__What you are asked to do__
Find the word "bill" in the data, then copy each line where it is found.

__Records shown__
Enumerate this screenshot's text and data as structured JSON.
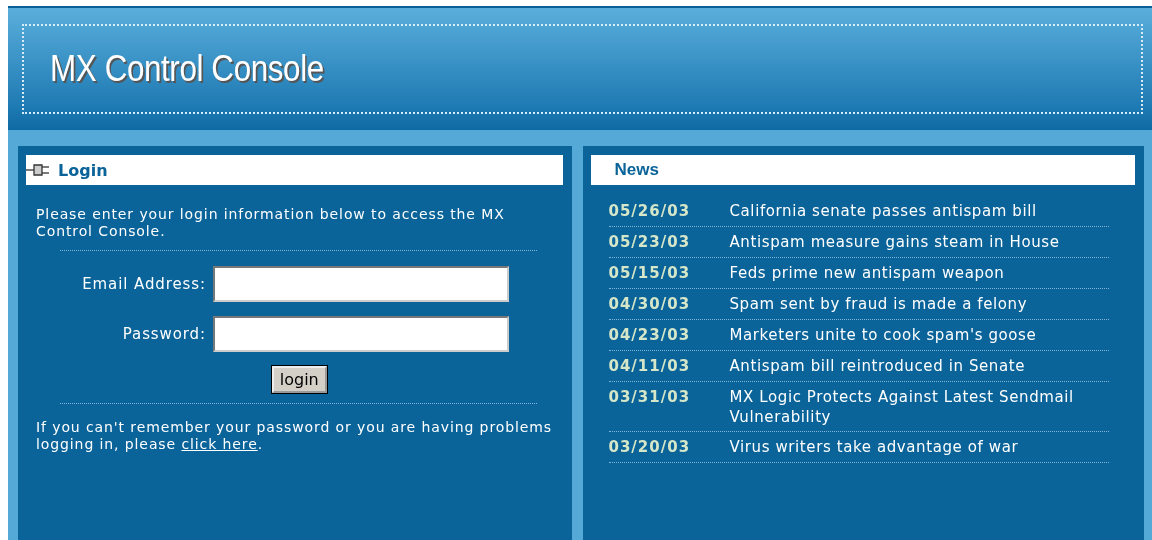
{
  "header": {
    "title": "MX Control Console"
  },
  "login": {
    "title": "Login",
    "intro": "Please enter your login information below to access the MX Control Console.",
    "fields": [
      {
        "label": "Email Address:"
      },
      {
        "label": "Password:"
      }
    ],
    "button": "login",
    "help": {
      "text": "If you can't remember your password or you are having problems logging in, please ",
      "link": "click here",
      "suffix": "."
    }
  },
  "news": {
    "title": "News",
    "items": [
      {
        "date": "05/26/03",
        "headline": "California senate passes antispam bill"
      },
      {
        "date": "05/23/03",
        "headline": "Antispam measure gains steam in House"
      },
      {
        "date": "05/15/03",
        "headline": "Feds prime new antispam weapon"
      },
      {
        "date": "04/30/03",
        "headline": "Spam sent by fraud is made a felony"
      },
      {
        "date": "04/23/03",
        "headline": "Marketers unite to cook spam's goose"
      },
      {
        "date": "04/11/03",
        "headline": "Antispam bill reintroduced in Senate"
      },
      {
        "date": "03/31/03",
        "headline": "MX Logic Protects Against Latest Sendmail Vulnerability"
      },
      {
        "date": "03/20/03",
        "headline": "Virus writers take advantage of war"
      }
    ]
  }
}
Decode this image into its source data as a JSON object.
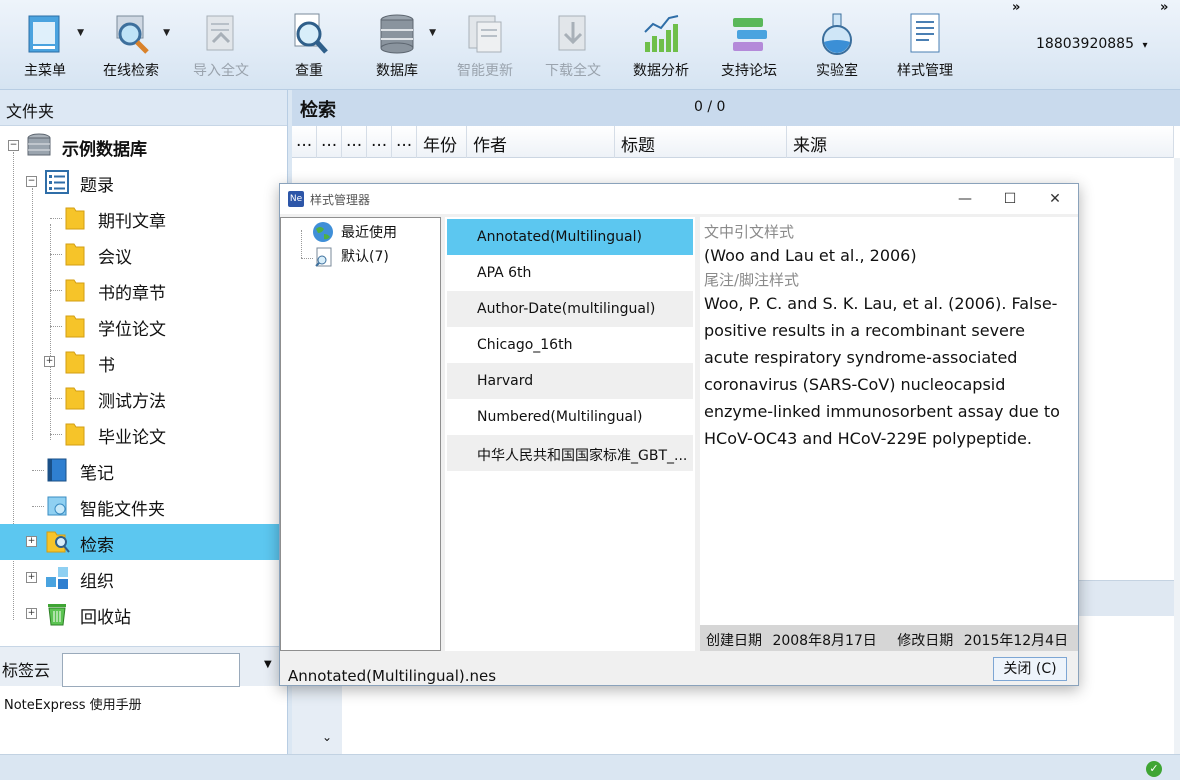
{
  "toolbar": {
    "buttons": [
      {
        "label": "主菜单",
        "icon": "main-menu-icon",
        "enabled": true,
        "dropdown": true
      },
      {
        "label": "在线检索",
        "icon": "online-search-icon",
        "enabled": true,
        "dropdown": true
      },
      {
        "label": "导入全文",
        "icon": "import-fulltext-icon",
        "enabled": false
      },
      {
        "label": "查重",
        "icon": "duplicate-check-icon",
        "enabled": true
      },
      {
        "label": "数据库",
        "icon": "database-icon",
        "enabled": true,
        "dropdown": true
      },
      {
        "label": "智能更新",
        "icon": "smart-update-icon",
        "enabled": false
      },
      {
        "label": "下载全文",
        "icon": "download-fulltext-icon",
        "enabled": false
      },
      {
        "label": "数据分析",
        "icon": "data-analysis-icon",
        "enabled": true
      },
      {
        "label": "支持论坛",
        "icon": "support-forum-icon",
        "enabled": true
      },
      {
        "label": "实验室",
        "icon": "lab-flask-icon",
        "enabled": true
      },
      {
        "label": "样式管理",
        "icon": "style-manager-icon",
        "enabled": true
      }
    ],
    "user": "18803920885",
    "user_caret": "▾",
    "overflow": "»"
  },
  "left": {
    "header": "文件夹",
    "tree": [
      {
        "label": "示例数据库",
        "bold": true,
        "icon": "database-icon",
        "expander": "−"
      },
      {
        "label": "题录",
        "icon": "list-icon",
        "expander": "−"
      },
      {
        "label": "期刊文章",
        "icon": "folder-icon"
      },
      {
        "label": "会议",
        "icon": "folder-icon"
      },
      {
        "label": "书的章节",
        "icon": "folder-icon"
      },
      {
        "label": "学位论文",
        "icon": "folder-icon"
      },
      {
        "label": "书",
        "icon": "folder-icon",
        "expander": "+"
      },
      {
        "label": "测试方法",
        "icon": "folder-icon"
      },
      {
        "label": "毕业论文",
        "icon": "folder-icon"
      },
      {
        "label": "笔记",
        "icon": "notebook-icon"
      },
      {
        "label": "智能文件夹",
        "icon": "smart-folder-icon"
      },
      {
        "label": "检索",
        "icon": "search-folder-icon",
        "expander": "+",
        "selected": true
      },
      {
        "label": "组织",
        "icon": "organize-icon",
        "expander": "+"
      },
      {
        "label": "回收站",
        "icon": "recycle-bin-icon",
        "expander": "+"
      }
    ],
    "tagcloud_label": "标签云",
    "tagcloud_value": "",
    "footer": "NoteExpress  使用手册"
  },
  "search": {
    "title": "检索",
    "count": "0 / 0",
    "columns": [
      "...",
      "...",
      "...",
      "...",
      "...",
      "年份",
      "作者",
      "标题",
      "来源"
    ]
  },
  "dialog": {
    "title": "样式管理器",
    "categories": [
      "最近使用",
      "默认(7)"
    ],
    "styles": [
      "Annotated(Multilingual)",
      "APA 6th",
      "Author-Date(multilingual)",
      "Chicago_16th",
      "Harvard",
      "Numbered(Multilingual)",
      "中华人民共和国国家标准_GBT_..."
    ],
    "selected_style": 0,
    "preview": {
      "intext_heading": "文中引文样式",
      "intext_text": "(Woo and Lau et al., 2006)",
      "note_heading": "尾注/脚注样式",
      "note_text": "Woo, P. C. and S. K. Lau, et al. (2006). False-positive results in a recombinant severe acute respiratory syndrome-associated coronavirus (SARS-CoV) nucleocapsid enzyme-linked immunosorbent assay due to HCoV-OC43 and HCoV-229E polypeptide.",
      "created_label": "创建日期",
      "created_value": "2008年8月17日",
      "modified_label": "修改日期",
      "modified_value": "2015年12月4日"
    },
    "filename": "Annotated(Multilingual).nes",
    "close_label": "关闭 (C)"
  },
  "colors": {
    "selection": "#5cc7f0",
    "header_bg": "#c9daed"
  }
}
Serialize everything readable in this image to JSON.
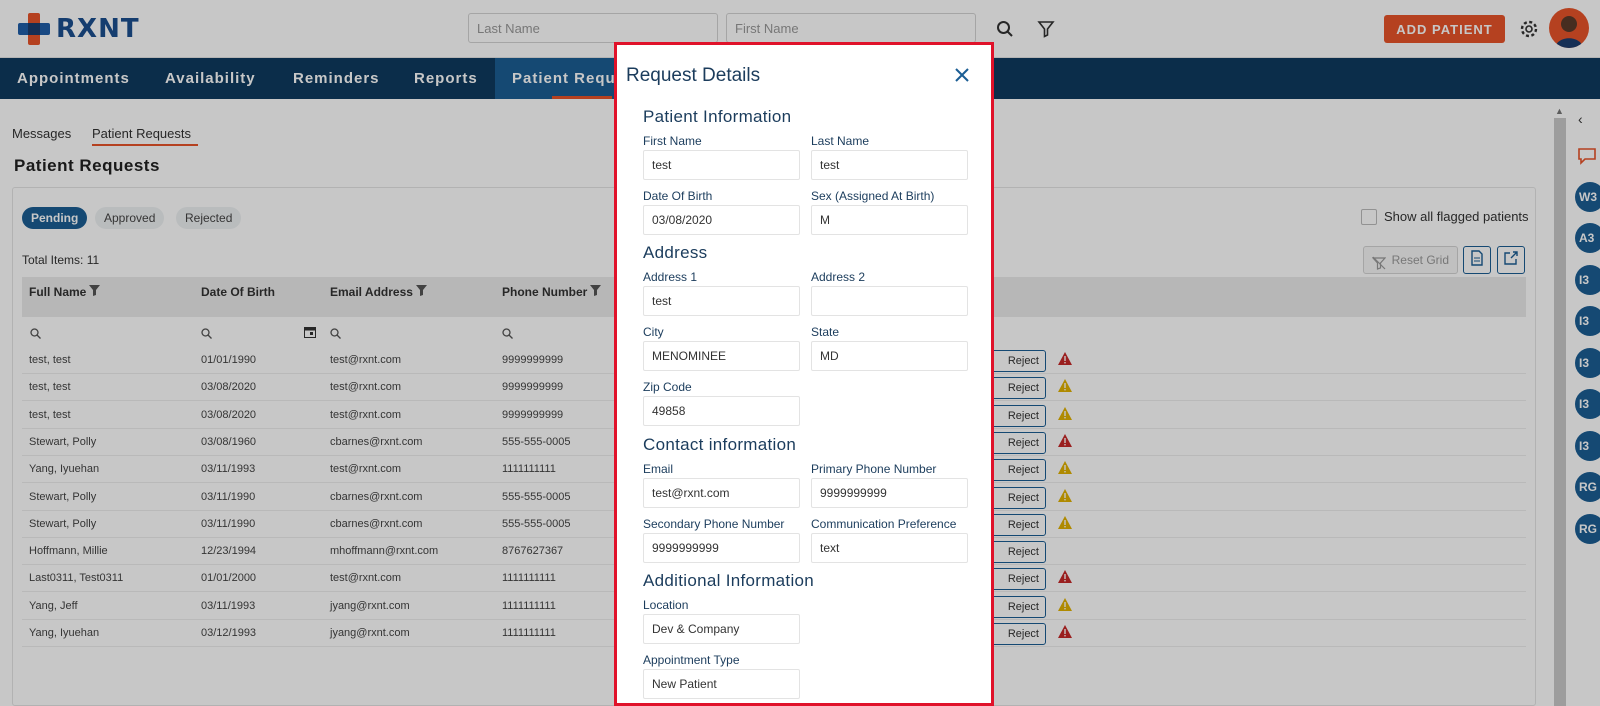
{
  "header": {
    "logo_text": "RXNT",
    "last_name_placeholder": "Last Name",
    "first_name_placeholder": "First Name",
    "add_patient_label": "ADD PATIENT",
    "brand_color": "#e8542a"
  },
  "nav": {
    "items": [
      {
        "label": "Appointments"
      },
      {
        "label": "Availability"
      },
      {
        "label": "Reminders"
      },
      {
        "label": "Reports"
      },
      {
        "label": "Patient Requ"
      }
    ],
    "active_index": 4,
    "bg_color": "#0f3a5f"
  },
  "subtabs": {
    "messages": "Messages",
    "patient_requests": "Patient Requests"
  },
  "page": {
    "title": "Patient Requests",
    "status_pills": [
      "Pending",
      "Approved",
      "Rejected"
    ],
    "active_pill": "Pending",
    "total_items": "Total Items: 11",
    "show_flagged_label": "Show all flagged patients",
    "reset_grid_label": "Reset Grid"
  },
  "grid": {
    "columns": [
      "Full Name",
      "Date Of Birth",
      "Email Address",
      "Phone Number"
    ],
    "reject_label": "Reject",
    "rows": [
      {
        "name": "test, test",
        "dob": "01/01/1990",
        "email": "test@rxnt.com",
        "phone": "9999999999",
        "flag": "red"
      },
      {
        "name": "test, test",
        "dob": "03/08/2020",
        "email": "test@rxnt.com",
        "phone": "9999999999",
        "flag": "yellow"
      },
      {
        "name": "test, test",
        "dob": "03/08/2020",
        "email": "test@rxnt.com",
        "phone": "9999999999",
        "flag": "yellow"
      },
      {
        "name": "Stewart, Polly",
        "dob": "03/08/1960",
        "email": "cbarnes@rxnt.com",
        "phone": "555-555-0005",
        "flag": "red"
      },
      {
        "name": "Yang, Iyuehan",
        "dob": "03/11/1993",
        "email": "test@rxnt.com",
        "phone": "1111111111",
        "flag": "yellow"
      },
      {
        "name": "Stewart, Polly",
        "dob": "03/11/1990",
        "email": "cbarnes@rxnt.com",
        "phone": "555-555-0005",
        "flag": "yellow"
      },
      {
        "name": "Stewart, Polly",
        "dob": "03/11/1990",
        "email": "cbarnes@rxnt.com",
        "phone": "555-555-0005",
        "flag": "yellow"
      },
      {
        "name": "Hoffmann, Millie",
        "dob": "12/23/1994",
        "email": "mhoffmann@rxnt.com",
        "phone": "8767627367",
        "flag": "none"
      },
      {
        "name": "Last0311, Test0311",
        "dob": "01/01/2000",
        "email": "test@rxnt.com",
        "phone": "1111111111",
        "flag": "red"
      },
      {
        "name": "Yang, Jeff",
        "dob": "03/11/1993",
        "email": "jyang@rxnt.com",
        "phone": "1111111111",
        "flag": "yellow"
      },
      {
        "name": "Yang, Iyuehan",
        "dob": "03/12/1993",
        "email": "jyang@rxnt.com",
        "phone": "1111111111",
        "flag": "red"
      }
    ]
  },
  "right_strip": {
    "chips": [
      "W3",
      "A3",
      "I3",
      "I3",
      "I3",
      "I3",
      "I3",
      "RG",
      "RG"
    ]
  },
  "modal": {
    "title": "Request Details",
    "sections": {
      "patient_info": "Patient Information",
      "address": "Address",
      "contact": "Contact information",
      "additional": "Additional Information"
    },
    "fields": {
      "first_name": {
        "label": "First Name",
        "value": "test"
      },
      "last_name": {
        "label": "Last Name",
        "value": "test"
      },
      "dob": {
        "label": "Date Of Birth",
        "value": "03/08/2020"
      },
      "sex": {
        "label": "Sex (Assigned At Birth)",
        "value": "M"
      },
      "address1": {
        "label": "Address 1",
        "value": "test"
      },
      "address2": {
        "label": "Address 2",
        "value": ""
      },
      "city": {
        "label": "City",
        "value": "MENOMINEE"
      },
      "state": {
        "label": "State",
        "value": "MD"
      },
      "zip": {
        "label": "Zip Code",
        "value": "49858"
      },
      "email": {
        "label": "Email",
        "value": "test@rxnt.com"
      },
      "primary_phone": {
        "label": "Primary Phone Number",
        "value": "9999999999"
      },
      "secondary_phone": {
        "label": "Secondary Phone Number",
        "value": "9999999999"
      },
      "comm_pref": {
        "label": "Communication Preference",
        "value": "text"
      },
      "location": {
        "label": "Location",
        "value": "Dev & Company"
      },
      "appointment_type": {
        "label": "Appointment Type",
        "value": "New Patient"
      }
    },
    "highlight_color": "#e0122a"
  }
}
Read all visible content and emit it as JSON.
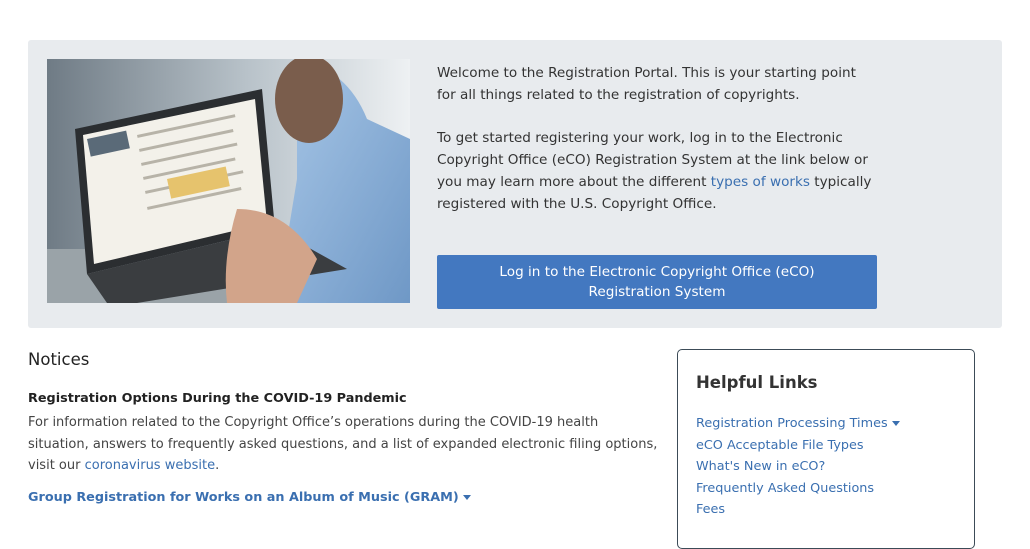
{
  "hero": {
    "paragraph1": "Welcome to the Registration Portal. This is your starting point for all things related to the registration of copyrights.",
    "paragraph2_before": "To get started registering your work, log in to the Electronic Copyright Office (eCO) Registration System at the link below or you may learn more about the different ",
    "paragraph2_link": "types of works",
    "paragraph2_after": " typically registered with the U.S. Copyright Office.",
    "login_button": "Log in to the Electronic Copyright Office (eCO) Registration System"
  },
  "notices": {
    "heading": "Notices",
    "items": [
      {
        "title": "Registration Options During the COVID-19 Pandemic",
        "body_before": "For information related to the Copyright Office’s operations during the COVID-19 health situation, answers to frequently asked questions, and a list of expanded electronic filing options, visit our ",
        "body_link": "coronavirus website",
        "body_after": "."
      }
    ],
    "toggle_label": "Group Registration for Works on an Album of Music (GRAM)"
  },
  "helpful_links": {
    "heading": "Helpful Links",
    "links": [
      "Registration Processing Times",
      "eCO Acceptable File Types",
      "What's New in eCO?",
      "Frequently Asked Questions",
      "Fees"
    ]
  },
  "colors": {
    "accent": "#4378c0",
    "link": "#3a6fb0",
    "hero_background": "#e8ebee"
  }
}
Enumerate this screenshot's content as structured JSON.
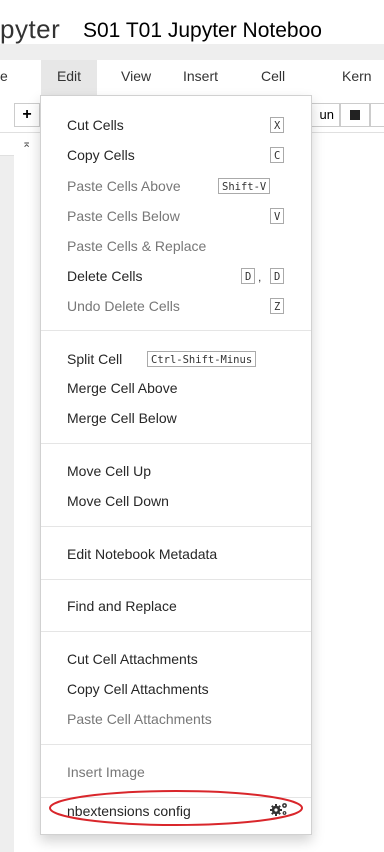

__Completed task__
        "headline": "California senate passes antispam bill"
        "headline": "Antispam bill reintroduced in Senate"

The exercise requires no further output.